◆ Given task: Extract every line that includes the string "name".

*****

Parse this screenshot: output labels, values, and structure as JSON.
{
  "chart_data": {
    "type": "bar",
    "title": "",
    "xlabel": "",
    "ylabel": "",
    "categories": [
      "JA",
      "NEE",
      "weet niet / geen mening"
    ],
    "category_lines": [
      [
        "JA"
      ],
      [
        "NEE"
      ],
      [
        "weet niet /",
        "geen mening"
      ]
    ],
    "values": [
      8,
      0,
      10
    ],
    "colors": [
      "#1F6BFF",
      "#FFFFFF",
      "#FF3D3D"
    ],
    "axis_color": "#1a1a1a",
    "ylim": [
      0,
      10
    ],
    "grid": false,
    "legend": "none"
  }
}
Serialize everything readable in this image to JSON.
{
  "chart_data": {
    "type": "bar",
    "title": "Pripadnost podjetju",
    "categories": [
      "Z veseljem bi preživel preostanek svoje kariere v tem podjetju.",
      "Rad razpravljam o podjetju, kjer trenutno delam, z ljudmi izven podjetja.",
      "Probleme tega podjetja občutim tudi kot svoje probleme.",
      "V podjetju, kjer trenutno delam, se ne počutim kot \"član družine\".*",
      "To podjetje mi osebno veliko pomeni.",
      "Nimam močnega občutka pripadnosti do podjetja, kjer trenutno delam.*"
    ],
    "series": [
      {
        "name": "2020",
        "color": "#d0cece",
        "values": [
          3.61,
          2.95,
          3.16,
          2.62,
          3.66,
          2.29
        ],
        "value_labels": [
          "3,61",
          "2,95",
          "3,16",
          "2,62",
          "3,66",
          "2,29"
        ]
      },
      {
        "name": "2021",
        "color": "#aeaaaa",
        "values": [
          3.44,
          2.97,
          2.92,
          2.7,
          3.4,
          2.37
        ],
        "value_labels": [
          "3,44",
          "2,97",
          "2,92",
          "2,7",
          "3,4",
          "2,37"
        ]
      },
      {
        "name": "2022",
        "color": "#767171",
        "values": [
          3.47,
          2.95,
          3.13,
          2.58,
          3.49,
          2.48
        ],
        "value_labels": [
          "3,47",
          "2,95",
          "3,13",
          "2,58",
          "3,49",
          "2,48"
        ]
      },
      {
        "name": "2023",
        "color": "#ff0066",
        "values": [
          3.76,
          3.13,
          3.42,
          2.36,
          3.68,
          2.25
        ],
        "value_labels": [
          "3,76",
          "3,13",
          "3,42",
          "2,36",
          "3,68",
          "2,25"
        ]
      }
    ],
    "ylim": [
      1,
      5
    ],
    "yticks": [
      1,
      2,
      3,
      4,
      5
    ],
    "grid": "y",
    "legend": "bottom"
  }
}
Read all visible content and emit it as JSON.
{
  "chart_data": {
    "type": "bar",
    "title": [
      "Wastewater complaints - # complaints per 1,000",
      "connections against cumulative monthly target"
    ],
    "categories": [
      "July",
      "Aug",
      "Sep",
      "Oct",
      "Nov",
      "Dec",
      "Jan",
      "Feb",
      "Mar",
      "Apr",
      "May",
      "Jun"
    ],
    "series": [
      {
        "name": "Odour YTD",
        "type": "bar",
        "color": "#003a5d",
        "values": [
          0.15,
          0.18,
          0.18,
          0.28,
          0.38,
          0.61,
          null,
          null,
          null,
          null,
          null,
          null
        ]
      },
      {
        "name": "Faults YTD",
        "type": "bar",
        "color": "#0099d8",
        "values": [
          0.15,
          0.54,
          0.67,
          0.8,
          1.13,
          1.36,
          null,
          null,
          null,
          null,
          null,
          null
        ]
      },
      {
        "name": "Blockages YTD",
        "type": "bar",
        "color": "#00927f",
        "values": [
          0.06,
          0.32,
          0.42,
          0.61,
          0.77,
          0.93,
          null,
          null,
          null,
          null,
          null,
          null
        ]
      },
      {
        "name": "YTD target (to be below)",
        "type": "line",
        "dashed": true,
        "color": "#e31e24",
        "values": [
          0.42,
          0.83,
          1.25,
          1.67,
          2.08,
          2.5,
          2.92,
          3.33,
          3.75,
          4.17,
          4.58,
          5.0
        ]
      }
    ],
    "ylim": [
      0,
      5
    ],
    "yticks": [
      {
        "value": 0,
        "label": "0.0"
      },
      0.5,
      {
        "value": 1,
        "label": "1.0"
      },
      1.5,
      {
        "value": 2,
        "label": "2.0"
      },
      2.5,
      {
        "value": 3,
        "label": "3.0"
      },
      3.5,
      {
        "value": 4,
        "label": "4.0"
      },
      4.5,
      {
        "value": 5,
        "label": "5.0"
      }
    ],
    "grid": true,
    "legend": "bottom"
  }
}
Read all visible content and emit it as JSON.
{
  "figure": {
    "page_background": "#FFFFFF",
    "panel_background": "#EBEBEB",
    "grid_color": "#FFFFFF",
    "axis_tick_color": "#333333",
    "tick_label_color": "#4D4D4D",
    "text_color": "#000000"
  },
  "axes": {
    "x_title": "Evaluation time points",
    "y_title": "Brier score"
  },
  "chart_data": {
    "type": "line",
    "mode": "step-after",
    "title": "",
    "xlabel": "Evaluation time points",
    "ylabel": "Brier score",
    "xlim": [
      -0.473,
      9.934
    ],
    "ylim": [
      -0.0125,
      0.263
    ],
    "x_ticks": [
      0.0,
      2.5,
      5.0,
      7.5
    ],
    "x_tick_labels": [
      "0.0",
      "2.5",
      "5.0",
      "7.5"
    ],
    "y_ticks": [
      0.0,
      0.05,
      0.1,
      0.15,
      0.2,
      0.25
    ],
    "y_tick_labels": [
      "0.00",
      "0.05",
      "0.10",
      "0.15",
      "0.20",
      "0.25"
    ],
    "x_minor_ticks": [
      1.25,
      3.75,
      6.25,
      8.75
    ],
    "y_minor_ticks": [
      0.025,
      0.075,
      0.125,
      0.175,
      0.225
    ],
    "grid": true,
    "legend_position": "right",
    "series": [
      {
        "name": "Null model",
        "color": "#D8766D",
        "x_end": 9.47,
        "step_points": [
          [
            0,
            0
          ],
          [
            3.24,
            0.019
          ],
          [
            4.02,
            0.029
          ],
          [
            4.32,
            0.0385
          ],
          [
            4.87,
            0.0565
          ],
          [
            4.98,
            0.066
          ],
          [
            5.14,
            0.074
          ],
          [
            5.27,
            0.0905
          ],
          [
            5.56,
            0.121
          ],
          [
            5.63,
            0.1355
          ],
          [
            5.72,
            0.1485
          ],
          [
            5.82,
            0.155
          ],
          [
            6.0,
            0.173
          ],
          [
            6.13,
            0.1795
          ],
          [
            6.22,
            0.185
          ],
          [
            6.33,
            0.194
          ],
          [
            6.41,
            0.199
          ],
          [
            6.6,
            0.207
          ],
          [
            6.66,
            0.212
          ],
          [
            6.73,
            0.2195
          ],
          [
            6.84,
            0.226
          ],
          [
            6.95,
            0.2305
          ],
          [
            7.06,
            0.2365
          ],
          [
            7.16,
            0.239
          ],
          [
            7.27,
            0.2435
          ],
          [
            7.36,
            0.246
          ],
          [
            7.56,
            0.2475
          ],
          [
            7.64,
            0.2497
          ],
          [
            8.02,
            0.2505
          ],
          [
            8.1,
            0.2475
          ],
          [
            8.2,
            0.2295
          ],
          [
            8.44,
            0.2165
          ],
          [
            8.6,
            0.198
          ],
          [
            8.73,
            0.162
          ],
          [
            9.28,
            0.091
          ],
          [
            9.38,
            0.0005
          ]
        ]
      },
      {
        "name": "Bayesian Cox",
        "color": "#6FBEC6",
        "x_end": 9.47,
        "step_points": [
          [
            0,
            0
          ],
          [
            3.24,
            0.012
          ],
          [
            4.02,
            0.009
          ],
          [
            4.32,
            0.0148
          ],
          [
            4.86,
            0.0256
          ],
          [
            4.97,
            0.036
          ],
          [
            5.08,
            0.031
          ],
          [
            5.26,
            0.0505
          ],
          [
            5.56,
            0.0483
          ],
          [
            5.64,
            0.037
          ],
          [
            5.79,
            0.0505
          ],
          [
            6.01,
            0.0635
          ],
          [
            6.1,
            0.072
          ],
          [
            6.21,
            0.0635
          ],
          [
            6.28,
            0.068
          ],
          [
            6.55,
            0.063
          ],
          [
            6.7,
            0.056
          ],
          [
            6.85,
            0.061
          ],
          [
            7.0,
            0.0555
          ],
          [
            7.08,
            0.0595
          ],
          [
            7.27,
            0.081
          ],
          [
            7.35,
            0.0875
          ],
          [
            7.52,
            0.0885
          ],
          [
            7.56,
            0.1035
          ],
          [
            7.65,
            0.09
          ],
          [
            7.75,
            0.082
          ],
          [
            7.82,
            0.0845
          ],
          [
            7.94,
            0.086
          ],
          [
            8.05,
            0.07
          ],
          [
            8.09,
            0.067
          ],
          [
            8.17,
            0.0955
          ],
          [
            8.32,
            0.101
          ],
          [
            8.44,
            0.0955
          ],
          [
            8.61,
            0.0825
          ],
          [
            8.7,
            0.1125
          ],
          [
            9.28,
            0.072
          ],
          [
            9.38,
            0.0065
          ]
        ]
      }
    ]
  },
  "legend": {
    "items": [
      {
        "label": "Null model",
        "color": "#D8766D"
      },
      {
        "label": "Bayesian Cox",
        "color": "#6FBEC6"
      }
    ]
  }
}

*****

◆ Written reply:
        "name": "2020",
        "name": "2021",
        "name": "2022",
        "name": "2023",
        "name": "Odour YTD",
        "name": "Faults YTD",
        "name": "Blockages YTD",
        "name": "YTD target (to be below)",
        "name": "Null model",
        "name": "Bayesian Cox",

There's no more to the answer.